*Stated exercise*:
Output every entry exactly, from the first line to the last.

(Saved entries)
▽

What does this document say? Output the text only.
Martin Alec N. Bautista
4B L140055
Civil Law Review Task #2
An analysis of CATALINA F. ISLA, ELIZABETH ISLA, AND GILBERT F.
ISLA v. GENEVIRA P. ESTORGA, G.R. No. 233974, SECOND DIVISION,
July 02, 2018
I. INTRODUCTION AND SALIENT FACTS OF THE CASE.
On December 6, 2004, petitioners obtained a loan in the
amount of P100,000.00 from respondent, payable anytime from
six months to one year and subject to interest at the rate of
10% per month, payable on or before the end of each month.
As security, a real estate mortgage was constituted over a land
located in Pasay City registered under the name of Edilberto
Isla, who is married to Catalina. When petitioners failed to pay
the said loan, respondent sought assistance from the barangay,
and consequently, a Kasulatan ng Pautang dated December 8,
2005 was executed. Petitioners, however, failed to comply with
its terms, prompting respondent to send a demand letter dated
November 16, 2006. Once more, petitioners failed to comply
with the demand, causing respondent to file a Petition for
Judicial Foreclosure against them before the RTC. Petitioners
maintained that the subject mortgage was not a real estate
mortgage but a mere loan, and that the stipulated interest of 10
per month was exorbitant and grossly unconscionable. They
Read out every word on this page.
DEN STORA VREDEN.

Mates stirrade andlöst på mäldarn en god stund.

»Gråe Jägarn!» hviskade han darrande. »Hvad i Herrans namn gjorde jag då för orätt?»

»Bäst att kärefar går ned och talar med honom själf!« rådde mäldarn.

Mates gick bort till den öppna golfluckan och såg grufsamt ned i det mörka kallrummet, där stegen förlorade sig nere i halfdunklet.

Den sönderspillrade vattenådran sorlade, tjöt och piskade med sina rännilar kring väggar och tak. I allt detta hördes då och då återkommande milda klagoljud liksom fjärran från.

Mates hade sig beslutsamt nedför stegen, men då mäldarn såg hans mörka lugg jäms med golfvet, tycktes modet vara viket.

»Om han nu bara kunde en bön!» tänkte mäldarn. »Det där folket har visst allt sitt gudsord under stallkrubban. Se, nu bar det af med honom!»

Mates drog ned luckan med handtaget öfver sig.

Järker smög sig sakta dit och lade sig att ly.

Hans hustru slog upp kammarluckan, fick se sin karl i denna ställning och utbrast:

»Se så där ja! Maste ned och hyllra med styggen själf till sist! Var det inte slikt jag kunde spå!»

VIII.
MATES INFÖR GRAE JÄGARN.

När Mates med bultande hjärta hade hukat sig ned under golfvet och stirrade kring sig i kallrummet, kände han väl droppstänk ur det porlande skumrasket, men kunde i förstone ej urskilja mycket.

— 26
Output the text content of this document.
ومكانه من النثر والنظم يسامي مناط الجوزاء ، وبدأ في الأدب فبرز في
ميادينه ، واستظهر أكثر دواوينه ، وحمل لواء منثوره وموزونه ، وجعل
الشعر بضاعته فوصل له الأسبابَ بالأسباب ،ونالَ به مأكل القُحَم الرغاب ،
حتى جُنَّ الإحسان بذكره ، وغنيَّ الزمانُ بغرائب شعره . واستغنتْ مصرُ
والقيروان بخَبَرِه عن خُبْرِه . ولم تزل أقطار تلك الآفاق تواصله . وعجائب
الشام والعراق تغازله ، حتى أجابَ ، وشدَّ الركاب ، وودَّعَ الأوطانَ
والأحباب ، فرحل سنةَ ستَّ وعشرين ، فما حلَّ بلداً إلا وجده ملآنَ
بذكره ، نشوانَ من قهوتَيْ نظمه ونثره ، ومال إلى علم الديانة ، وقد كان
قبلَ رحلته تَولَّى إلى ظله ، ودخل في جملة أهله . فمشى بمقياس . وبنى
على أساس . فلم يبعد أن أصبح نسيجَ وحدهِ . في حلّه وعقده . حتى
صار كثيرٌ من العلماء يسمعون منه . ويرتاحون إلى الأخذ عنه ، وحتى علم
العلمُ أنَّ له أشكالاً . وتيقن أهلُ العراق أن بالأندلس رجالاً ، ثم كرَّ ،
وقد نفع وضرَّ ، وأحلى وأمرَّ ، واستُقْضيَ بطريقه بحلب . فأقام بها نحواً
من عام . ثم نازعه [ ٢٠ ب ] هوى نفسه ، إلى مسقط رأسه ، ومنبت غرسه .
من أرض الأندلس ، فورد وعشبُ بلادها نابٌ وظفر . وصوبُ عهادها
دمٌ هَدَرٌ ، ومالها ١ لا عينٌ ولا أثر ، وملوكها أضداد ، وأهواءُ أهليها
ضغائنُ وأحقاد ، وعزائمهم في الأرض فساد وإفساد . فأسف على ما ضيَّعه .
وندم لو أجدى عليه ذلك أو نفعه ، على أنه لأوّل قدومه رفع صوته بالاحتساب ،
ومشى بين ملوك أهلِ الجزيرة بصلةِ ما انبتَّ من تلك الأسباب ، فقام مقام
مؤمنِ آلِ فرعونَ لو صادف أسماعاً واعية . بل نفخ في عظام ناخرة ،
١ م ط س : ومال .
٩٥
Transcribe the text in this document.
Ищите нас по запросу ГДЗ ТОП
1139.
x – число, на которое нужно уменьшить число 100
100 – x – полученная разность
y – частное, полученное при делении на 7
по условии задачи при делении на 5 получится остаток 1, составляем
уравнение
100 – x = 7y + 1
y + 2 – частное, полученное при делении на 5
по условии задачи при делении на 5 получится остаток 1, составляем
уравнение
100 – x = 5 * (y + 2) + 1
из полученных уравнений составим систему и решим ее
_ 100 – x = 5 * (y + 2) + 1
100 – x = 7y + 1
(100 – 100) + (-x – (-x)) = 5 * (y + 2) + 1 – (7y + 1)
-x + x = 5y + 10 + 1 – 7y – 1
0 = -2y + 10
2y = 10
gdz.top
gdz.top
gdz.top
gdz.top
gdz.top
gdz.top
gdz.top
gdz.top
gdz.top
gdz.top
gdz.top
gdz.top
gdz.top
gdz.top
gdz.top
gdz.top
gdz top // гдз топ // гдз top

△

*Solved exercise*:
What does this document say? Output the text only.
Martin Alec N. Bautista
4B L140055
Civil Law Review Task #2
An analysis of CATALINA F. ISLA, ELIZABETH ISLA, AND GILBERT F.
ISLA v. GENEVIRA P. ESTORGA, G.R. No. 233974, SECOND DIVISION,
July 02, 2018
I. INTRODUCTION AND SALIENT FACTS OF THE CASE.
On December 6, 2004, petitioners obtained a loan in the
amount of P100,000.00 from respondent, payable anytime from
six months to one year and subject to interest at the rate of
10% per month, payable on or before the end of each month.
As security, a real estate mortgage was constituted over a land
located in Pasay City registered under the name of Edilberto
Isla, who is married to Catalina. When petitioners failed to pay
the said loan, respondent sought assistance from the barangay,
and consequently, a Kasulatan ng Pautang dated December 8,
2005 was executed. Petitioners, however, failed to comply with
its terms, prompting respondent to send a demand letter dated
November 16, 2006. Once more, petitioners failed to comply
with the demand, causing respondent to file a Petition for
Judicial Foreclosure against them before the RTC. Petitioners
maintained that the subject mortgage was not a real estate
mortgage but a mere loan, and that the stipulated interest of 10
per month was exorbitant and grossly unconscionable. They
Read out every word on this page.
DEN STORA VREDEN.

Mates stirrade andlöst på mäldarn en god stund.

»Gråe Jägarn!» hviskade han darrande. »Hvad i Herrans namn gjorde jag då för orätt?»

»Bäst att kärefar går ned och talar med honom själf!« rådde mäldarn.

Mates gick bort till den öppna golfluckan och såg grufsamt ned i det mörka kallrummet, där stegen förlorade sig nere i halfdunklet.

Den sönderspillrade vattenådran sorlade, tjöt och piskade med sina rännilar kring väggar och tak. I allt detta hördes då och då återkommande milda klagoljud liksom fjärran från.

Mates hade sig beslutsamt nedför stegen, men då mäldarn såg hans mörka lugg jäms med golfvet, tycktes modet vara viket.

»Om han nu bara kunde en bön!» tänkte mäldarn. »Det där folket har visst allt sitt gudsord under stallkrubban. Se, nu bar det af med honom!»

Mates drog ned luckan med handtaget öfver sig.

Järker smög sig sakta dit och lade sig att ly.

Hans hustru slog upp kammarluckan, fick se sin karl i denna ställning och utbrast:

»Se så där ja! Maste ned och hyllra med styggen själf till sist! Var det inte slikt jag kunde spå!»

VIII.
MATES INFÖR GRAE JÄGARN.

När Mates med bultande hjärta hade hukat sig ned under golfvet och stirrade kring sig i kallrummet, kände han väl droppstänk ur det porlande skumrasket, men kunde i förstone ej urskilja mycket.

— 26
Output the text content of this document.
ومكانه من النثر والنظم يسامي مناط الجوزاء ، وبدأ في الأدب فبرز في
ميادينه ، واستظهر أكثر دواوينه ، وحمل لواء منثوره وموزونه ، وجعل
الشعر بضاعته فوصل له الأسبابَ بالأسباب ،ونالَ به مأكل القُحَم الرغاب ،
حتى جُنَّ الإحسان بذكره ، وغنيَّ الزمانُ بغرائب شعره . واستغنتْ مصرُ
والقيروان بخَبَرِه عن خُبْرِه . ولم تزل أقطار تلك الآفاق تواصله . وعجائب
الشام والعراق تغازله ، حتى أجابَ ، وشدَّ الركاب ، وودَّعَ الأوطانَ
والأحباب ، فرحل سنةَ ستَّ وعشرين ، فما حلَّ بلداً إلا وجده ملآنَ
بذكره ، نشوانَ من قهوتَيْ نظمه ونثره ، ومال إلى علم الديانة ، وقد كان
قبلَ رحلته تَولَّى إلى ظله ، ودخل في جملة أهله . فمشى بمقياس . وبنى
على أساس . فلم يبعد أن أصبح نسيجَ وحدهِ . في حلّه وعقده . حتى
صار كثيرٌ من العلماء يسمعون منه . ويرتاحون إلى الأخذ عنه ، وحتى علم
العلمُ أنَّ له أشكالاً . وتيقن أهلُ العراق أن بالأندلس رجالاً ، ثم كرَّ ،
وقد نفع وضرَّ ، وأحلى وأمرَّ ، واستُقْضيَ بطريقه بحلب . فأقام بها نحواً
من عام . ثم نازعه [ ٢٠ ب ] هوى نفسه ، إلى مسقط رأسه ، ومنبت غرسه .
من أرض الأندلس ، فورد وعشبُ بلادها نابٌ وظفر . وصوبُ عهادها
دمٌ هَدَرٌ ، ومالها ١ لا عينٌ ولا أثر ، وملوكها أضداد ، وأهواءُ أهليها
ضغائنُ وأحقاد ، وعزائمهم في الأرض فساد وإفساد . فأسف على ما ضيَّعه .
وندم لو أجدى عليه ذلك أو نفعه ، على أنه لأوّل قدومه رفع صوته بالاحتساب ،
ومشى بين ملوك أهلِ الجزيرة بصلةِ ما انبتَّ من تلك الأسباب ، فقام مقام
مؤمنِ آلِ فرعونَ لو صادف أسماعاً واعية . بل نفخ في عظام ناخرة ،
١ م ط س : ومال .
٩٥
Transcribe the text in this document.
Ищите нас по запросу ГДЗ ТОП
1139.
x – число, на которое нужно уменьшить число 100
100 – x – полученная разность
y – частное, полученное при делении на 7
по условии задачи при делении на 5 получится остаток 1, составляем
уравнение
100 – x = 7y + 1
y + 2 – частное, полученное при делении на 5
по условии задачи при делении на 5 получится остаток 1, составляем
уравнение
100 – x = 5 * (y + 2) + 1
из полученных уравнений составим систему и решим ее
_ 100 – x = 5 * (y + 2) + 1
100 – x = 7y + 1
(100 – 100) + (-x – (-x)) = 5 * (y + 2) + 1 – (7y + 1)
-x + x = 5y + 10 + 1 – 7y – 1
0 = -2y + 10
2y = 10
gdz.top
gdz.top
gdz.top
gdz.top
gdz.top
gdz.top
gdz.top
gdz.top
gdz.top
gdz.top
gdz.top
gdz.top
gdz.top
gdz.top
gdz.top
gdz.top
gdz top // гдз топ // гдз top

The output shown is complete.